-- Records start --

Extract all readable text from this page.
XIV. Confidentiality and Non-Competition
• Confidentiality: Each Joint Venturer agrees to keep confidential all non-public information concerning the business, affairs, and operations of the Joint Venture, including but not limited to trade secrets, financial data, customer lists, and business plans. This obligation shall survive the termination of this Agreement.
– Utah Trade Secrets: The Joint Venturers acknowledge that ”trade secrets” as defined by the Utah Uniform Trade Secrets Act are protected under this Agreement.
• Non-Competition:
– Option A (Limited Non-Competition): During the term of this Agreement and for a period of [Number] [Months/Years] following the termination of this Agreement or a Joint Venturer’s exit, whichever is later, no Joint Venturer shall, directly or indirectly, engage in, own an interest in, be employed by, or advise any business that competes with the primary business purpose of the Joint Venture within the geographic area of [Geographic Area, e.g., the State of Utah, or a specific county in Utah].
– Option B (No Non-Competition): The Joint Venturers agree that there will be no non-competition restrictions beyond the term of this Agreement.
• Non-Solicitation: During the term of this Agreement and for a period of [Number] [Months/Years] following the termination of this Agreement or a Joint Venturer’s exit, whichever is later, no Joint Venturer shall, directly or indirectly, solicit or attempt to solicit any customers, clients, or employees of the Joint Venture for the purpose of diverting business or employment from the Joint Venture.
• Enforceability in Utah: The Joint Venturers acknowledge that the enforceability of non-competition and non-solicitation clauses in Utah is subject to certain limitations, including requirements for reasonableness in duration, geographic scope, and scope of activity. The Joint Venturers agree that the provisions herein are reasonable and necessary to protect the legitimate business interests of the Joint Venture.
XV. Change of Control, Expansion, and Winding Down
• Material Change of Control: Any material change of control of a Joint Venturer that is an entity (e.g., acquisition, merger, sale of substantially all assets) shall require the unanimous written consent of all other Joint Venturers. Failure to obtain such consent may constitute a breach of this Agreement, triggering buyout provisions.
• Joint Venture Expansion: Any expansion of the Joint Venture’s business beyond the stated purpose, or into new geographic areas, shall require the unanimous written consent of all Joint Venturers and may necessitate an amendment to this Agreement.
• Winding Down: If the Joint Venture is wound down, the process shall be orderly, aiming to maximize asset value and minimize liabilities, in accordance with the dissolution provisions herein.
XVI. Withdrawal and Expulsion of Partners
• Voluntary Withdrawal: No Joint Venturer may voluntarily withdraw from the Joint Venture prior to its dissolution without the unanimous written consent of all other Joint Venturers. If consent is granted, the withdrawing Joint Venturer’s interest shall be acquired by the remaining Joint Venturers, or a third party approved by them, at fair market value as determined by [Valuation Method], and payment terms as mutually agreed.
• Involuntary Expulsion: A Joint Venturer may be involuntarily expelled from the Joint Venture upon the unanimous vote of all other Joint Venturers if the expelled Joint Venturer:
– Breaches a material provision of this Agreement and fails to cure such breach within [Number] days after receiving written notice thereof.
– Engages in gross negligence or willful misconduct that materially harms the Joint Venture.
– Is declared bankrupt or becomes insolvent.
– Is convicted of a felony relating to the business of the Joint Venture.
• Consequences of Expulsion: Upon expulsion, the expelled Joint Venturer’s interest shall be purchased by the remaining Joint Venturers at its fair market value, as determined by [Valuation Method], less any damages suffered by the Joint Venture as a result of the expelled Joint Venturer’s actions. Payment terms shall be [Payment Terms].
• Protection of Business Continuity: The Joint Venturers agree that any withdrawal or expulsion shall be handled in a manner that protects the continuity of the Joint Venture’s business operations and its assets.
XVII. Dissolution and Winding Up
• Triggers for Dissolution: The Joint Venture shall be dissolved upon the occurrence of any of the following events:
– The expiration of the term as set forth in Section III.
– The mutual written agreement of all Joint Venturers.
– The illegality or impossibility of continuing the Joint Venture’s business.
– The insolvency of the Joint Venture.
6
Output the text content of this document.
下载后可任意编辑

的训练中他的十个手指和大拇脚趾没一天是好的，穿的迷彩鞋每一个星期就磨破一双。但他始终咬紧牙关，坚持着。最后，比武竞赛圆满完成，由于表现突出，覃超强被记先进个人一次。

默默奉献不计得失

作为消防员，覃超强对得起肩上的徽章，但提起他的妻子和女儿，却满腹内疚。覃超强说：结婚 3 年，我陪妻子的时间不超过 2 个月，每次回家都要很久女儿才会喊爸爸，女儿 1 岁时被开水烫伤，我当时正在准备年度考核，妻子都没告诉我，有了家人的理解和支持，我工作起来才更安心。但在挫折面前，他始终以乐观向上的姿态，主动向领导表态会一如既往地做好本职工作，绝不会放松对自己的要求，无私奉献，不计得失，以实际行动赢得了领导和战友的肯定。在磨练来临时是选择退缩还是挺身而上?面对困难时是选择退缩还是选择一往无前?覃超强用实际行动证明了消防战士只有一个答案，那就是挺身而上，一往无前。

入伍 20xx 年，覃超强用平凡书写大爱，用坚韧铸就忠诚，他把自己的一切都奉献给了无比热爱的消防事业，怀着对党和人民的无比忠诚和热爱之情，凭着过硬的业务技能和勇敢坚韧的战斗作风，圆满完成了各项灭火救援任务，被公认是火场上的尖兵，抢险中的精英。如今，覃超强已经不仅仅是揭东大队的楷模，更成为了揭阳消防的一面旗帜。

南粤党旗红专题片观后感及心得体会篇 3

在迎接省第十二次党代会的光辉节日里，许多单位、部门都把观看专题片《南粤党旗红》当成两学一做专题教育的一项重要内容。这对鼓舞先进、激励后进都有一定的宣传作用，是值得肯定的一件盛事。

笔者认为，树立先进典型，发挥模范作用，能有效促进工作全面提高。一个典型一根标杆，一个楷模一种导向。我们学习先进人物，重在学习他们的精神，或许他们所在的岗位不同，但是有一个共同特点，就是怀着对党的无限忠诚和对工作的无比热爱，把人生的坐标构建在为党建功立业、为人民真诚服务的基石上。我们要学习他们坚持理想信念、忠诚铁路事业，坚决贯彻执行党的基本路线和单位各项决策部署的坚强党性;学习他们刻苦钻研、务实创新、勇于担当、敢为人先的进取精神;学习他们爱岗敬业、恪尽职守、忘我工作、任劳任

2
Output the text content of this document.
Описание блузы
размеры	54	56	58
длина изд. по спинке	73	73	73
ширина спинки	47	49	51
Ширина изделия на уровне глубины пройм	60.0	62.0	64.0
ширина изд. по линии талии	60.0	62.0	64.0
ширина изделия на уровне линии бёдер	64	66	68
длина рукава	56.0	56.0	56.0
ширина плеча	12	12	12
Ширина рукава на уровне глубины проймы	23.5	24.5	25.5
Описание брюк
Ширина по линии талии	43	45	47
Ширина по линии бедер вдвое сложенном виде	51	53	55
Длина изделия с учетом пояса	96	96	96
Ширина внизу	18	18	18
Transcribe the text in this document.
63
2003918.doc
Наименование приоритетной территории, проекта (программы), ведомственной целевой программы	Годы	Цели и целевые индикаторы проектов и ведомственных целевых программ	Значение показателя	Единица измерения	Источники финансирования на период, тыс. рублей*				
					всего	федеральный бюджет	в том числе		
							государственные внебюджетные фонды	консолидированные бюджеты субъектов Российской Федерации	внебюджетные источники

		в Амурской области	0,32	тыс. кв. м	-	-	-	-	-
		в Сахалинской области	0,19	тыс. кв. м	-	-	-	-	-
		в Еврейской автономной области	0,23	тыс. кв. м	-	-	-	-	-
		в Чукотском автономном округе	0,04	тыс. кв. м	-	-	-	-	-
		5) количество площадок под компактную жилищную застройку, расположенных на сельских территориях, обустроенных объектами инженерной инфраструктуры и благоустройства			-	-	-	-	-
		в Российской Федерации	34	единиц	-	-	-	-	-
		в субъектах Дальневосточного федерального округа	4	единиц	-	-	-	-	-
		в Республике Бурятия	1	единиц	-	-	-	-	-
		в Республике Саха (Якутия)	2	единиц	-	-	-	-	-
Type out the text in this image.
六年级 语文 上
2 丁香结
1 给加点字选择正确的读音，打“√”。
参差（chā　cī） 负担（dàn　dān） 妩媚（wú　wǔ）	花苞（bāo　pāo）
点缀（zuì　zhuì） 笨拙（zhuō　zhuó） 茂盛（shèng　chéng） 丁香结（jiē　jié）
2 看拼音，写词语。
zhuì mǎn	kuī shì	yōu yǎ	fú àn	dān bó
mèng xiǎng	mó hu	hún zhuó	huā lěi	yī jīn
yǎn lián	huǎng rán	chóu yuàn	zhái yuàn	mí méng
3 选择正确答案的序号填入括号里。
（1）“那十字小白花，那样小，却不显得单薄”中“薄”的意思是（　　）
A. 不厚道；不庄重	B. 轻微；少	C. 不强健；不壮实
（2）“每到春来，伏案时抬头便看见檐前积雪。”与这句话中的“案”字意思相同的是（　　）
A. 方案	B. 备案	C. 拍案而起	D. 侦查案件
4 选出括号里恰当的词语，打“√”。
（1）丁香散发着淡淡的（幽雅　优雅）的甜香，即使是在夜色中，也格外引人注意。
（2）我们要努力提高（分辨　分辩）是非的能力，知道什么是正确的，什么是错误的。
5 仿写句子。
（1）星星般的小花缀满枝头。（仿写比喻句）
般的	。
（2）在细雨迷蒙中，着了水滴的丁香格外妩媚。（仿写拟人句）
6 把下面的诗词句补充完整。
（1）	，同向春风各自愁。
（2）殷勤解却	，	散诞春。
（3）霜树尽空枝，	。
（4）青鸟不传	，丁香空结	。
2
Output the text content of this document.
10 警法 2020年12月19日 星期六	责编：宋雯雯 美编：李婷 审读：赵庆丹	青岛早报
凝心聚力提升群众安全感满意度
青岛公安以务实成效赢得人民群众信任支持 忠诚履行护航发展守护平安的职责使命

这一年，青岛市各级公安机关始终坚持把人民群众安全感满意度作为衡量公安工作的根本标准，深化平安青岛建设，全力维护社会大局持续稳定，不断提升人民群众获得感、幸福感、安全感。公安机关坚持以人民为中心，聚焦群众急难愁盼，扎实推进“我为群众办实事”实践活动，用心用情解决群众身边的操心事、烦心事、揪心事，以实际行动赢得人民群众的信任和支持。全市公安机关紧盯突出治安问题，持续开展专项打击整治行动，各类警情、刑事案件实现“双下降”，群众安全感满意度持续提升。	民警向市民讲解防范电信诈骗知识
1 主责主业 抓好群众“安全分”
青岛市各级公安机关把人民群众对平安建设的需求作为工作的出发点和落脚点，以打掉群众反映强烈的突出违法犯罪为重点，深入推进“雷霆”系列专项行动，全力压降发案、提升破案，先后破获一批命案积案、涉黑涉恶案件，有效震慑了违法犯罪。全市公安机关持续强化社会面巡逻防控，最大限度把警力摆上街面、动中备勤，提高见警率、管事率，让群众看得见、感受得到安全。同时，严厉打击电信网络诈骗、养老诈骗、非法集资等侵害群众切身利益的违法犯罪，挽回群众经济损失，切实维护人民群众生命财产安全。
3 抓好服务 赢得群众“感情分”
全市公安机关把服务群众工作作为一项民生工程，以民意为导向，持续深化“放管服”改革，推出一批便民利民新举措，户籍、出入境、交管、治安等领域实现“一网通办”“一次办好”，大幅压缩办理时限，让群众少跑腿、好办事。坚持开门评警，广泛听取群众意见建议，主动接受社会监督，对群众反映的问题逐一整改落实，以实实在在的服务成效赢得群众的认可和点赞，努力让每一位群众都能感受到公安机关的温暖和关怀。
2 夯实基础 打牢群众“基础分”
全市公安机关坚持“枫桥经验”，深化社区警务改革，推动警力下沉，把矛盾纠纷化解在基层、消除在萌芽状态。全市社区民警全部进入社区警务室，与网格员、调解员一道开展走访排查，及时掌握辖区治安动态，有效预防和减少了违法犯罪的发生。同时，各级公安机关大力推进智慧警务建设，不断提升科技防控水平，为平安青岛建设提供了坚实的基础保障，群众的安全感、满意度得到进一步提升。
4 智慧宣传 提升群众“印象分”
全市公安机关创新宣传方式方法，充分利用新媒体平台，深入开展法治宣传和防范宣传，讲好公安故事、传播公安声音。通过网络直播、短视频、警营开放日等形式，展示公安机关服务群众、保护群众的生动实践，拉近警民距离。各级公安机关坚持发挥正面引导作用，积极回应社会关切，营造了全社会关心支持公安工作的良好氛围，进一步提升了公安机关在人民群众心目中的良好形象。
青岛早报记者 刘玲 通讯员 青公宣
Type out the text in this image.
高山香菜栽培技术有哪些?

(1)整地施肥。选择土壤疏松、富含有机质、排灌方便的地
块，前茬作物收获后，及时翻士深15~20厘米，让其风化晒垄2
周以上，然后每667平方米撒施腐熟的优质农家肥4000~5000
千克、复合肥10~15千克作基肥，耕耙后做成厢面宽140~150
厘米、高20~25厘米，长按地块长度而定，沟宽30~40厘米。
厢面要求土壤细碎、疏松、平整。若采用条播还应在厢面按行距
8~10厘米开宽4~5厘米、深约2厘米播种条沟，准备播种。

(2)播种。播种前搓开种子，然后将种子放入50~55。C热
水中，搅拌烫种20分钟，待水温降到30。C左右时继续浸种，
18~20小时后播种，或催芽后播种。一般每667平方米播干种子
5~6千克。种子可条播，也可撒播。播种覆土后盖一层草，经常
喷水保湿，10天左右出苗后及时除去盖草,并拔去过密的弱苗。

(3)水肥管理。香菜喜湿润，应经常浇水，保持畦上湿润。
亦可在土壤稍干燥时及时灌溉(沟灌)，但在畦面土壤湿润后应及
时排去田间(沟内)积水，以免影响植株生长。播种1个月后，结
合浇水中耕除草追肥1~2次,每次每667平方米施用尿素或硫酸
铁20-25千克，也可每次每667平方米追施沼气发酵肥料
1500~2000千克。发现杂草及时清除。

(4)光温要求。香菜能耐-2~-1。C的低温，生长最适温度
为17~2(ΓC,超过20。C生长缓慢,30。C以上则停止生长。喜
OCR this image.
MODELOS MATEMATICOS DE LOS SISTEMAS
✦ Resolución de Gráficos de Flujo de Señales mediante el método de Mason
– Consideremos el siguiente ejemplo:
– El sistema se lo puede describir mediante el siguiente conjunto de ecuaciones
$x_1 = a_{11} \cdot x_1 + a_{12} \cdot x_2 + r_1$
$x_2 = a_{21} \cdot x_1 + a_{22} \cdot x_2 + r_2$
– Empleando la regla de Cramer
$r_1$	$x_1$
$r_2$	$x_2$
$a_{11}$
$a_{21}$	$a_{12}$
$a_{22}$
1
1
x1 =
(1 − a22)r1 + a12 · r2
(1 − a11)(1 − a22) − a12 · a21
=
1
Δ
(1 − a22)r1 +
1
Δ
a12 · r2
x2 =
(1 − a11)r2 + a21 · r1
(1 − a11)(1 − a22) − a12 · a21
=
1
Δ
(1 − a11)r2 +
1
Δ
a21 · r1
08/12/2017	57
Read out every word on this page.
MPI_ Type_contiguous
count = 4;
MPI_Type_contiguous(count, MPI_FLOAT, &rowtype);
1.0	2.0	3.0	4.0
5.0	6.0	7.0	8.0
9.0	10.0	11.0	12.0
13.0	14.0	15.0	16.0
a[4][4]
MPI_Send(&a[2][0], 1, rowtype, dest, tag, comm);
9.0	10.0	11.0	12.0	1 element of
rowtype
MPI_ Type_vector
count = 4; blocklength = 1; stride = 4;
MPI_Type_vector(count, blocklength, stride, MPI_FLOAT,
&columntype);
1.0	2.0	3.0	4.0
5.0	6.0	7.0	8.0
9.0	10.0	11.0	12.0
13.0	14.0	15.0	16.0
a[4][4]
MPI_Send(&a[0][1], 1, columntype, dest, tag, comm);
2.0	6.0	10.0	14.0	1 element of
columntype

-- Records end --

§ **What you are asked to do**
Take the line with "Read out every word on this page." and all lines after it through the end of the records, and write them out exactly; include nothing else.

§ **The solution**
Read out every word on this page.
MPI_ Type_contiguous
count = 4;
MPI_Type_contiguous(count, MPI_FLOAT, &rowtype);
1.0	2.0	3.0	4.0
5.0	6.0	7.0	8.0
9.0	10.0	11.0	12.0
13.0	14.0	15.0	16.0
a[4][4]
MPI_Send(&a[2][0], 1, rowtype, dest, tag, comm);
9.0	10.0	11.0	12.0	1 element of
rowtype
MPI_ Type_vector
count = 4; blocklength = 1; stride = 4;
MPI_Type_vector(count, blocklength, stride, MPI_FLOAT,
&columntype);
1.0	2.0	3.0	4.0
5.0	6.0	7.0	8.0
9.0	10.0	11.0	12.0
13.0	14.0	15.0	16.0
a[4][4]
MPI_Send(&a[0][1], 1, columntype, dest, tag, comm);
2.0	6.0	10.0	14.0	1 element of
columntype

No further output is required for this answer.